— Exercise requirements —
Could you transcribe every record below exactly as written, leaving out any pictures?

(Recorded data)
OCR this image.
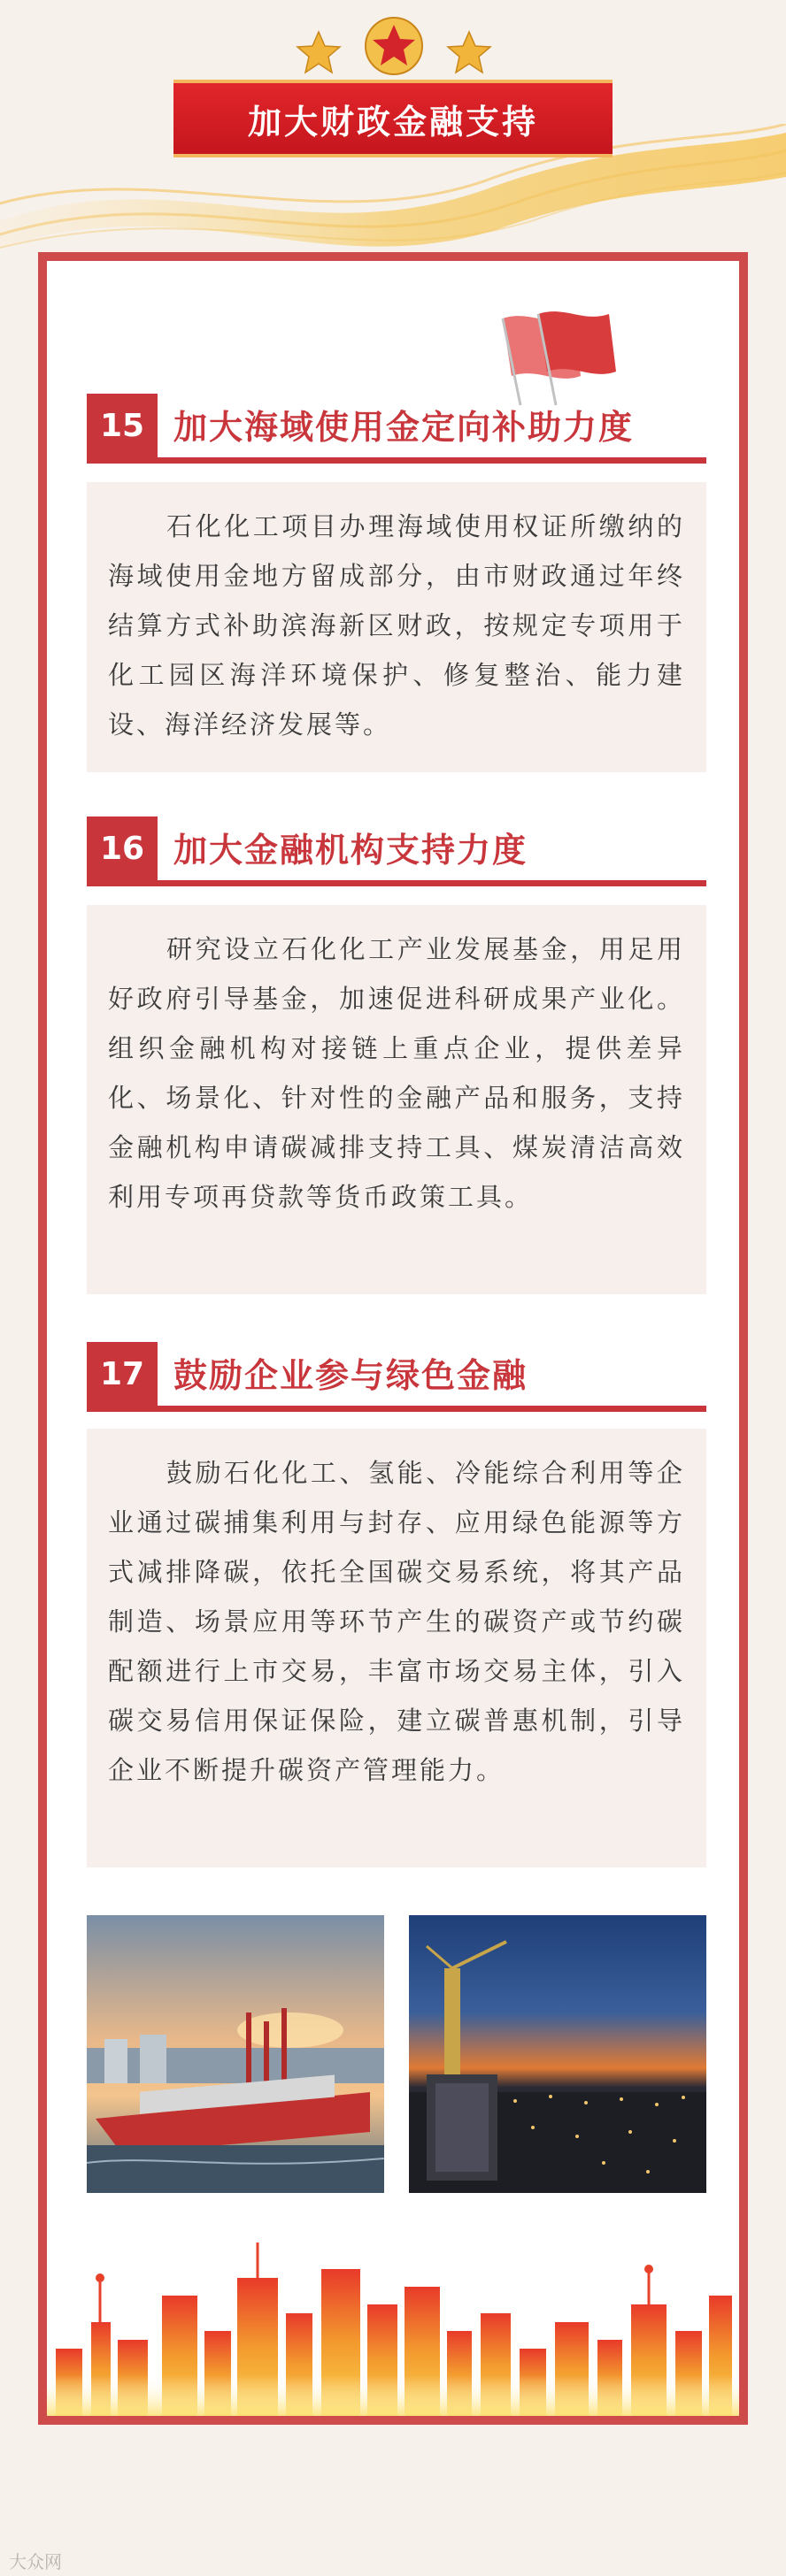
加大财政金融支持
15 加大海域使用金定向补助力度

石化化工项目办理海域使用权证所缴纳的海域使用金地方留成部分，由市财政通过年终结算方式补助滨海新区财政，按规定专项用于化工园区海洋环境保护、修复整治、能力建设、海洋经济发展等。

16 加大金融机构支持力度

研究设立石化化工产业发展基金，用足用好政府引导基金，加速促进科研成果产业化。组织金融机构对接链上重点企业，提供差异化、场景化、针对性的金融产品和服务，支持金融机构申请碳减排支持工具、煤炭清洁高效利用专项再贷款等货币政策工具。

17 鼓励企业参与绿色金融

鼓励石化化工、氢能、冷能综合利用等企业通过碳捕集利用与封存、应用绿色能源等方式减排降碳，依托全国碳交易系统，将其产品制造、场景应用等环节产生的碳资产或节约碳配额进行上市交易，丰富市场交易主体，引入碳交易信用保证保险，建立碳普惠机制，引导企业不断提升碳资产管理能力。

大众网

— Complete output —
OCR this image.
加大财政金融支持
15 加大海域使用金定向补助力度

石化化工项目办理海域使用权证所缴纳的海域使用金地方留成部分，由市财政通过年终结算方式补助滨海新区财政，按规定专项用于化工园区海洋环境保护、修复整治、能力建设、海洋经济发展等。

16 加大金融机构支持力度

研究设立石化化工产业发展基金，用足用好政府引导基金，加速促进科研成果产业化。组织金融机构对接链上重点企业，提供差异化、场景化、针对性的金融产品和服务，支持金融机构申请碳减排支持工具、煤炭清洁高效利用专项再贷款等货币政策工具。

17 鼓励企业参与绿色金融

鼓励石化化工、氢能、冷能综合利用等企业通过碳捕集利用与封存、应用绿色能源等方式减排降碳，依托全国碳交易系统，将其产品制造、场景应用等环节产生的碳资产或节约碳配额进行上市交易，丰富市场交易主体，引入碳交易信用保证保险，建立碳普惠机制，引导企业不断提升碳资产管理能力。

大众网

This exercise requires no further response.